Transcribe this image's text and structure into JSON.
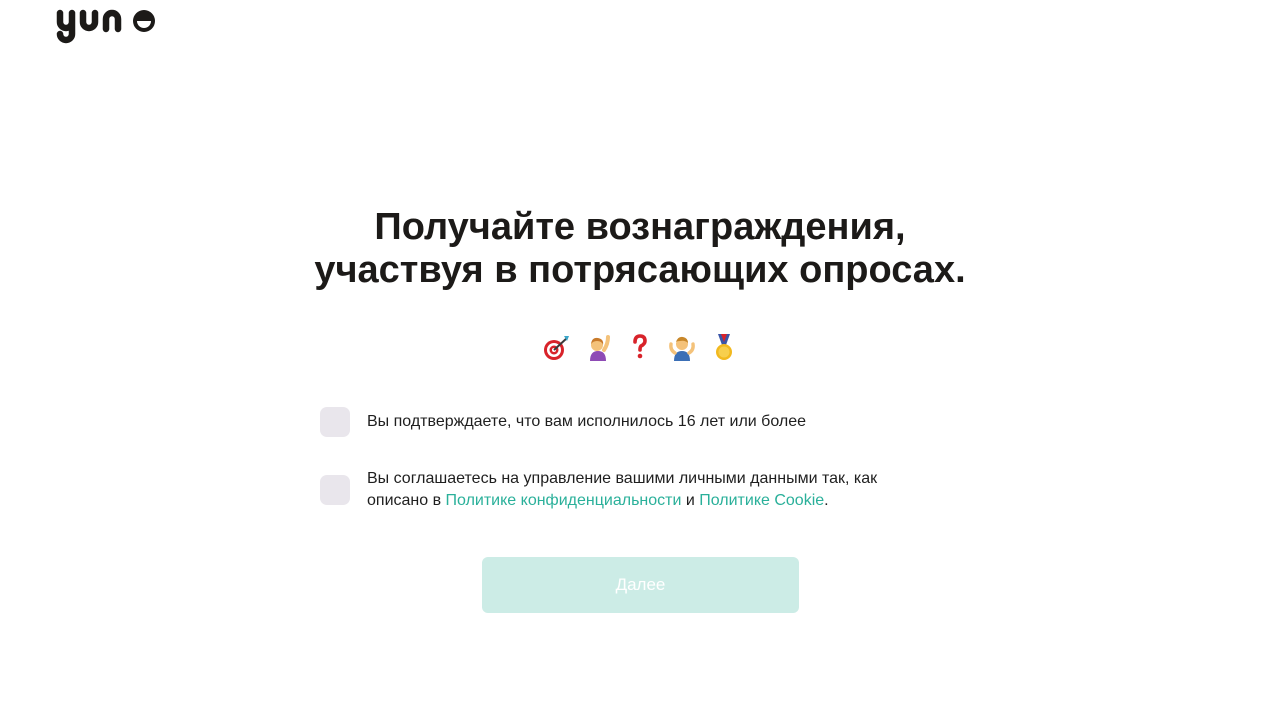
{
  "brand": {
    "name": "yuno"
  },
  "headline": {
    "line1": "Получайте вознаграждения,",
    "line2": "участвуя в потрясающих опросах."
  },
  "emojis": [
    "target-icon",
    "person-raising-hand-icon",
    "question-mark-icon",
    "person-shrugging-icon",
    "medal-icon"
  ],
  "consents": {
    "age": {
      "text": "Вы подтверждаете, что вам исполнилось 16 лет или более",
      "checked": false
    },
    "privacy": {
      "text_before": "Вы соглашаетесь на управление вашими личными данными так, как описано в ",
      "privacy_link": "Политике конфиденциальности",
      "middle": " и ",
      "cookie_link": "Политике Cookie",
      "text_after": ".",
      "checked": false
    }
  },
  "next_button": {
    "label": "Далее",
    "enabled": false
  },
  "colors": {
    "accent": "#2ab09a",
    "button_disabled": "#ccece6",
    "checkbox": "#e9e6ec",
    "text": "#1c1a18"
  }
}
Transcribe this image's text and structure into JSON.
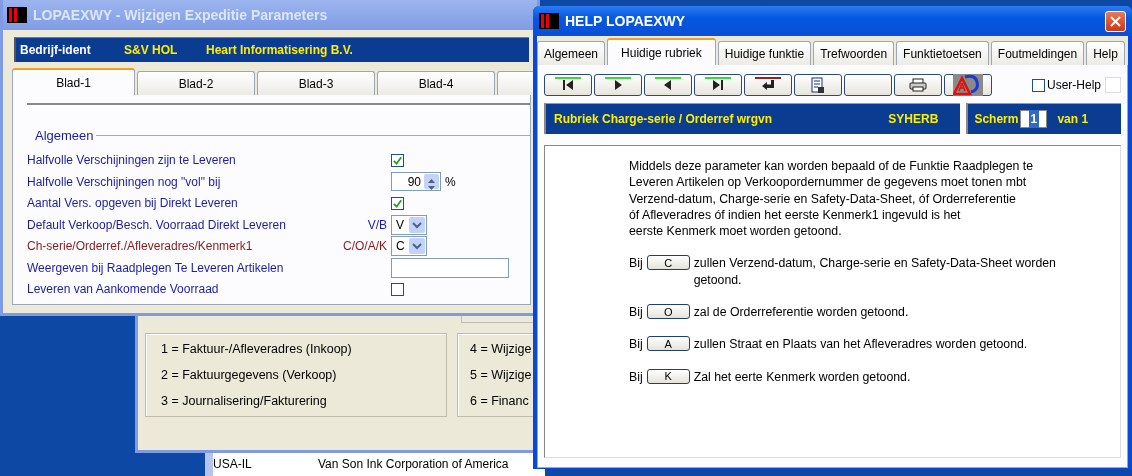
{
  "main_window": {
    "title": "LOPAEXWY - Wijzigen Expeditie Parameters",
    "header": {
      "label": "Bedrijf-ident",
      "code": "S&V HOL",
      "company": "Heart Informatisering B.V."
    },
    "tabs": [
      {
        "label": "Blad-1",
        "selected": true
      },
      {
        "label": "Blad-2",
        "selected": false
      },
      {
        "label": "Blad-3",
        "selected": false
      },
      {
        "label": "Blad-4",
        "selected": false
      }
    ],
    "group": {
      "title": "Algemeen",
      "rows": [
        {
          "kind": "checkbox",
          "label": "Halfvolle Verschijningen zijn te Leveren",
          "color": "#1c1ca8",
          "checked": true
        },
        {
          "kind": "spinner",
          "label": "Halfvolle Verschijningen nog \"vol\" bij",
          "color": "#1c1ca8",
          "value": "90",
          "unit": "%"
        },
        {
          "kind": "checkbox",
          "label": "Aantal Vers. opgeven bij Direkt Leveren",
          "color": "#1c1ca8",
          "checked": true
        },
        {
          "kind": "select",
          "label": "Default Verkoop/Besch. Voorraad Direkt Leveren",
          "color": "#1c1ca8",
          "hint": "V/B",
          "value": "V"
        },
        {
          "kind": "select",
          "label": "Ch-serie/Orderref./Afleveradres/Kenmerk1",
          "color": "#8b1a1a",
          "hint": "C/O/A/K",
          "value": "C"
        },
        {
          "kind": "text",
          "label": "Weergeven bij Raadplegen Te Leveren Artikelen",
          "color": "#1c1ca8"
        },
        {
          "kind": "checkbox",
          "label": "Leveren van Aankomende Voorraad",
          "color": "#1c1ca8",
          "checked": false
        }
      ]
    }
  },
  "background_window": {
    "legend_left": [
      "1 = Faktuur-/Afleveradres (Inkoop)",
      "2 = Faktuurgegevens (Verkoop)",
      "3 = Journalisering/Fakturering"
    ],
    "legend_right": [
      "4 = Wijzige",
      "5 = Wijzige",
      "6 = Financ"
    ],
    "list_row": {
      "code": "USA-IL",
      "name": "Van Son Ink Corporation of America"
    }
  },
  "help_window": {
    "title": "HELP LOPAEXWY",
    "tabs": [
      {
        "label": "Algemeen",
        "selected": false
      },
      {
        "label": "Huidige rubriek",
        "selected": true
      },
      {
        "label": "Huidige funktie",
        "selected": false
      },
      {
        "label": "Trefwoorden",
        "selected": false
      },
      {
        "label": "Funktietoetsen",
        "selected": false
      },
      {
        "label": "Foutmeldingen",
        "selected": false
      },
      {
        "label": "Help",
        "selected": false
      }
    ],
    "toolbar": [
      {
        "kind": "first",
        "color": "#33dd33"
      },
      {
        "kind": "next",
        "color": "#33dd33"
      },
      {
        "kind": "prev",
        "color": "#33dd33"
      },
      {
        "kind": "last",
        "color": "#33dd33"
      },
      {
        "kind": "back",
        "color": "#9a2020"
      },
      {
        "kind": "document"
      },
      {
        "kind": "blank"
      },
      {
        "kind": "print"
      },
      {
        "kind": "tool"
      }
    ],
    "user_help": {
      "label": "User-Help",
      "checked": false
    },
    "rubriek": {
      "title": "Rubriek Charge-serie / Orderref wrgvn",
      "code": "SYHERB"
    },
    "screen": {
      "label": "Scherm",
      "value": "1",
      "total": "van 1"
    },
    "intro": [
      "Middels deze parameter kan worden bepaald of de Funktie Raadplegen te",
      "Leveren Artikelen op Verkoopordernummer de gegevens moet tonen mbt",
      "Verzend-datum, Charge-serie en Safety-Data-Sheet, óf Orderreferentie",
      "óf Afleveradres óf indien het eerste Kenmerk1 ingevuld is het",
      "eerste Kenmerk moet worden getoond."
    ],
    "options": [
      {
        "prefix": "Bij",
        "key": "C",
        "text": "zullen Verzend-datum, Charge-serie en Safety-Data-Sheet worden getoond."
      },
      {
        "prefix": "Bij",
        "key": "O",
        "text": "zal de Orderreferentie worden getoond."
      },
      {
        "prefix": "Bij",
        "key": "A",
        "text": "zullen Straat en Plaats van het Afleveradres worden getoond."
      },
      {
        "prefix": "Bij",
        "key": "K",
        "text": "Zal het eerte Kenmerk worden getoond."
      }
    ]
  }
}
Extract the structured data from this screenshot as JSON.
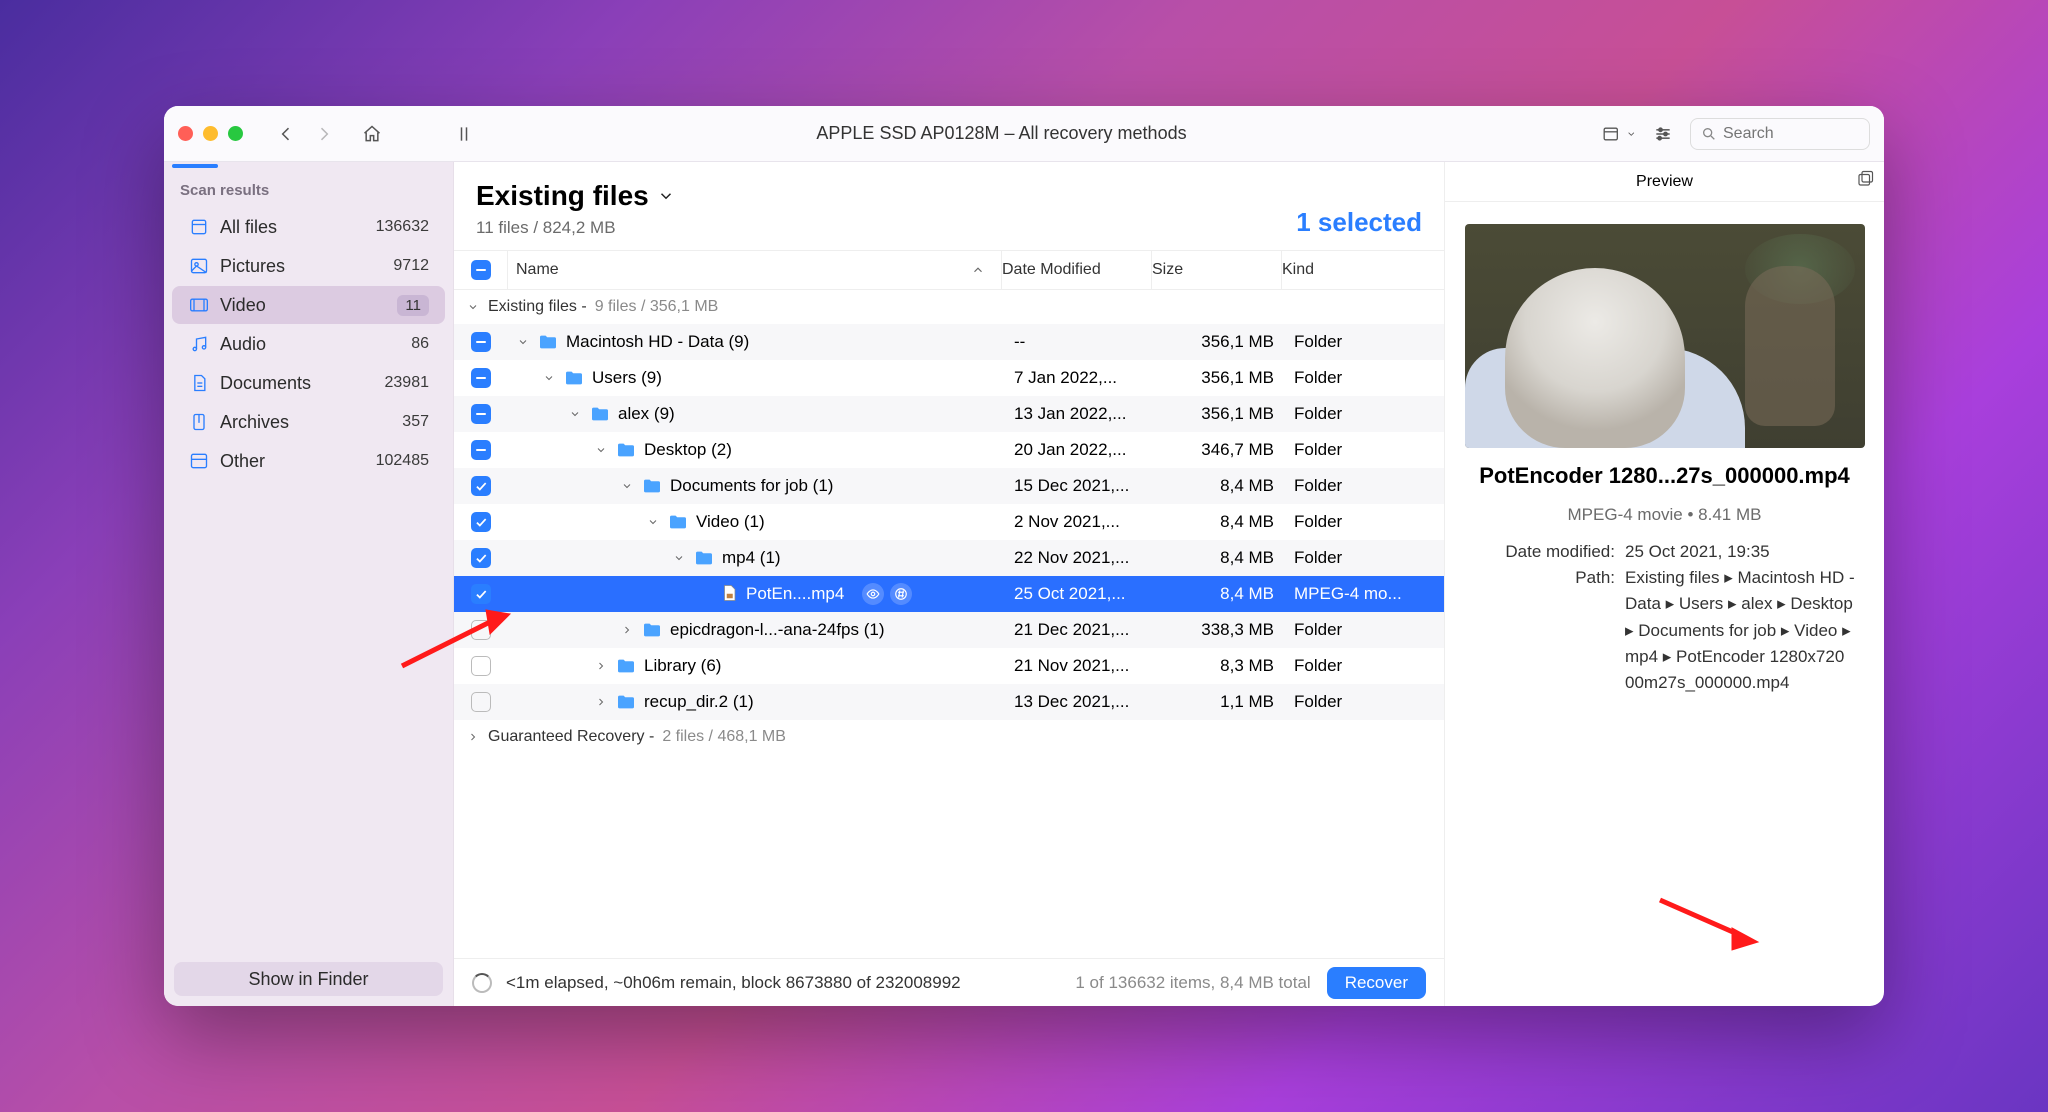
{
  "window_title": "APPLE SSD AP0128M – All recovery methods",
  "search_placeholder": "Search",
  "sidebar": {
    "header": "Scan results",
    "items": [
      {
        "icon": "files",
        "label": "All files",
        "count": "136632"
      },
      {
        "icon": "pictures",
        "label": "Pictures",
        "count": "9712"
      },
      {
        "icon": "video",
        "label": "Video",
        "count": "11",
        "selected": true
      },
      {
        "icon": "audio",
        "label": "Audio",
        "count": "86"
      },
      {
        "icon": "documents",
        "label": "Documents",
        "count": "23981"
      },
      {
        "icon": "archives",
        "label": "Archives",
        "count": "357"
      },
      {
        "icon": "other",
        "label": "Other",
        "count": "102485"
      }
    ],
    "footer_button": "Show in Finder"
  },
  "header": {
    "title": "Existing files",
    "subtitle": "11 files / 824,2 MB",
    "selected_label": "1 selected"
  },
  "columns": {
    "name": "Name",
    "date": "Date Modified",
    "size": "Size",
    "kind": "Kind"
  },
  "groups": [
    {
      "label": "Existing files -",
      "meta": "9 files / 356,1 MB"
    },
    {
      "label": "Guaranteed Recovery -",
      "meta": "2 files / 468,1 MB"
    }
  ],
  "rows": [
    {
      "indent": 0,
      "chk": "minus",
      "disclosure": "down",
      "icon": "folder",
      "name": "Macintosh HD - Data (9)",
      "date": "--",
      "size": "356,1 MB",
      "kind": "Folder"
    },
    {
      "indent": 1,
      "chk": "minus",
      "disclosure": "down",
      "icon": "folder",
      "name": "Users (9)",
      "date": "7 Jan 2022,...",
      "size": "356,1 MB",
      "kind": "Folder"
    },
    {
      "indent": 2,
      "chk": "minus",
      "disclosure": "down",
      "icon": "folder",
      "name": "alex (9)",
      "date": "13 Jan 2022,...",
      "size": "356,1 MB",
      "kind": "Folder"
    },
    {
      "indent": 3,
      "chk": "minus",
      "disclosure": "down",
      "icon": "folder",
      "name": "Desktop (2)",
      "date": "20 Jan 2022,...",
      "size": "346,7 MB",
      "kind": "Folder"
    },
    {
      "indent": 4,
      "chk": "checked",
      "disclosure": "down",
      "icon": "folder",
      "name": "Documents for job (1)",
      "date": "15 Dec 2021,...",
      "size": "8,4 MB",
      "kind": "Folder"
    },
    {
      "indent": 5,
      "chk": "checked",
      "disclosure": "down",
      "icon": "folder",
      "name": "Video (1)",
      "date": "2 Nov 2021,...",
      "size": "8,4 MB",
      "kind": "Folder"
    },
    {
      "indent": 6,
      "chk": "checked",
      "disclosure": "down",
      "icon": "folder",
      "name": "mp4 (1)",
      "date": "22 Nov 2021,...",
      "size": "8,4 MB",
      "kind": "Folder"
    },
    {
      "indent": 7,
      "chk": "checked",
      "disclosure": "",
      "icon": "file",
      "name": "PotEn....mp4",
      "date": "25 Oct 2021,...",
      "size": "8,4 MB",
      "kind": "MPEG-4 mo...",
      "selected": true,
      "badges": true
    },
    {
      "indent": 4,
      "chk": "empty",
      "disclosure": "right",
      "icon": "folder",
      "name": "epicdragon-l...-ana-24fps (1)",
      "date": "21 Dec 2021,...",
      "size": "338,3 MB",
      "kind": "Folder"
    },
    {
      "indent": 3,
      "chk": "empty",
      "disclosure": "right",
      "icon": "folder",
      "name": "Library (6)",
      "date": "21 Nov 2021,...",
      "size": "8,3 MB",
      "kind": "Folder"
    },
    {
      "indent": 3,
      "chk": "empty",
      "disclosure": "right",
      "icon": "folder",
      "name": "recup_dir.2 (1)",
      "date": "13 Dec 2021,...",
      "size": "1,1 MB",
      "kind": "Folder"
    }
  ],
  "preview": {
    "header": "Preview",
    "filename": "PotEncoder 1280...27s_000000.mp4",
    "type_size": "MPEG-4 movie • 8.41 MB",
    "date_label": "Date modified:",
    "date_value": "25 Oct 2021, 19:35",
    "path_label": "Path:",
    "path_value": "Existing files ▸ Macintosh HD - Data ▸ Users ▸ alex ▸ Desktop ▸ Documents for job ▸ Video ▸ mp4 ▸ PotEncoder 1280x720 00m27s_000000.mp4"
  },
  "status": {
    "progress_text": "<1m elapsed, ~0h06m remain, block 8673880 of 232008992",
    "summary": "1 of 136632 items, 8,4 MB total",
    "recover_label": "Recover"
  }
}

Problem to work on: Go through the records and show every line with the string "LOPAEXWY" in it.

Response for this exercise:
    "title": "LOPAEXWY - Wijzigen Expeditie Parameters",
    "title": "HELP LOPAEXWY",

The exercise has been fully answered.